> _TASK_: How many lines in these records hold the string "Floor"? State only that number.

> _TASK MATERIAL_:
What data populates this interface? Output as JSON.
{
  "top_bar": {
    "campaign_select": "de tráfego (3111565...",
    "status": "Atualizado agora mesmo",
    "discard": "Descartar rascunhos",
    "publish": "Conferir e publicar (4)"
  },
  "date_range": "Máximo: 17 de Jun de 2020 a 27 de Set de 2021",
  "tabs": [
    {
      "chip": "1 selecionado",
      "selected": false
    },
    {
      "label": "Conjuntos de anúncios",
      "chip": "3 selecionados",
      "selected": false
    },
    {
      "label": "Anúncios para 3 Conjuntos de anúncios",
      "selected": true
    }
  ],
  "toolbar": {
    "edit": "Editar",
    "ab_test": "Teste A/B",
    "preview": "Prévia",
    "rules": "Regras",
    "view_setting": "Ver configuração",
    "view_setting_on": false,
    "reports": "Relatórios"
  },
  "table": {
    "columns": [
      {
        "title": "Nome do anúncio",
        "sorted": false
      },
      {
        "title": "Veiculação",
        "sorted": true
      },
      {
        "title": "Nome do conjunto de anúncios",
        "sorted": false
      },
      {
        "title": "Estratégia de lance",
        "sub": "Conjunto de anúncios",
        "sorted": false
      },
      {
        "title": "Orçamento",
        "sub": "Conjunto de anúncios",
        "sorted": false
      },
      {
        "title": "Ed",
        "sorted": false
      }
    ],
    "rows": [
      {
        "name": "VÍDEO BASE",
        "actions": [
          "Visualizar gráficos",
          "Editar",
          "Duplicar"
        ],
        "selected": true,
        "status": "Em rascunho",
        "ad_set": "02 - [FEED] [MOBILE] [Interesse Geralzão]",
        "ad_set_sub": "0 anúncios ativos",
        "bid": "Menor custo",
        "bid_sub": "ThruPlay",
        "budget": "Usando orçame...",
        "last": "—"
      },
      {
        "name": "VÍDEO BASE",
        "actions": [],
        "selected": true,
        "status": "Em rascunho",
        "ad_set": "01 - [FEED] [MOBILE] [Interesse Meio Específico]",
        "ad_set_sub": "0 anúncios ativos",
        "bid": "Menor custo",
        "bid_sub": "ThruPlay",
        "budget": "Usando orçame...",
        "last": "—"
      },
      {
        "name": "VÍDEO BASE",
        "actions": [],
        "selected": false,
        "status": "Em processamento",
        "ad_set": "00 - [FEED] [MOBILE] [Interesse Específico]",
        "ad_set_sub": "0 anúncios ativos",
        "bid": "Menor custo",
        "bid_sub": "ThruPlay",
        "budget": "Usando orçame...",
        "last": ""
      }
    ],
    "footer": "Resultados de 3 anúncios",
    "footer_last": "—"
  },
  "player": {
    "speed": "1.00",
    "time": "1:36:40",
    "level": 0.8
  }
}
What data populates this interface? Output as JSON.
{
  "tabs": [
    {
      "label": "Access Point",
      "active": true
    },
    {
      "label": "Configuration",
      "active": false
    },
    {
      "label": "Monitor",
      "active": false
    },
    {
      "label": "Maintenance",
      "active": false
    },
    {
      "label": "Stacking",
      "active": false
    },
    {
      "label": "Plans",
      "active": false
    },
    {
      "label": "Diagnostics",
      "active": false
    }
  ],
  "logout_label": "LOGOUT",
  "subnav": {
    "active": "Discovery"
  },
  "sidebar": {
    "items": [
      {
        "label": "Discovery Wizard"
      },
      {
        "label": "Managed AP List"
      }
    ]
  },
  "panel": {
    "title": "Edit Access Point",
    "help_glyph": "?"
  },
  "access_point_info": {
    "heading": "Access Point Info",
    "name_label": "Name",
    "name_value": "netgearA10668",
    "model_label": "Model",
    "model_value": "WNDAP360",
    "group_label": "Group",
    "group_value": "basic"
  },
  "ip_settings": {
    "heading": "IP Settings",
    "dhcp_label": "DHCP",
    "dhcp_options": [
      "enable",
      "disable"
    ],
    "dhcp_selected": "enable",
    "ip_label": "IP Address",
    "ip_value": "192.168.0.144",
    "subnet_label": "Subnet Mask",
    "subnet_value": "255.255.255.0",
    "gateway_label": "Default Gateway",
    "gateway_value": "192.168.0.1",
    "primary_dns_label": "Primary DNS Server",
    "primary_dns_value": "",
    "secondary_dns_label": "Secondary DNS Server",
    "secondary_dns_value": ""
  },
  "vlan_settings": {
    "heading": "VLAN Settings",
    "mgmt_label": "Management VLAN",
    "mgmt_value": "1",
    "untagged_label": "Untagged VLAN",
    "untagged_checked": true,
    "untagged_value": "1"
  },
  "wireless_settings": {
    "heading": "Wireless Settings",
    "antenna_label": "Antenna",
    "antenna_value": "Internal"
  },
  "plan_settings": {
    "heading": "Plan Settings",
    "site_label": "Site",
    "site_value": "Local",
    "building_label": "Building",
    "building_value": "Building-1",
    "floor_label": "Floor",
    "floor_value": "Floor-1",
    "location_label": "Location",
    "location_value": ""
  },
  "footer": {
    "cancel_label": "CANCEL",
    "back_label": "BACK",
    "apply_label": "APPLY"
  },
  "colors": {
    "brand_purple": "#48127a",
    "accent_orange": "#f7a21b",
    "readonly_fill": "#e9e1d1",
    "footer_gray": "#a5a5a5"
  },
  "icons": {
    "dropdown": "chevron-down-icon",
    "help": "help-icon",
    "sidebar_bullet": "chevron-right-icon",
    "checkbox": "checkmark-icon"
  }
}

> _TASK RESPONSE_: 2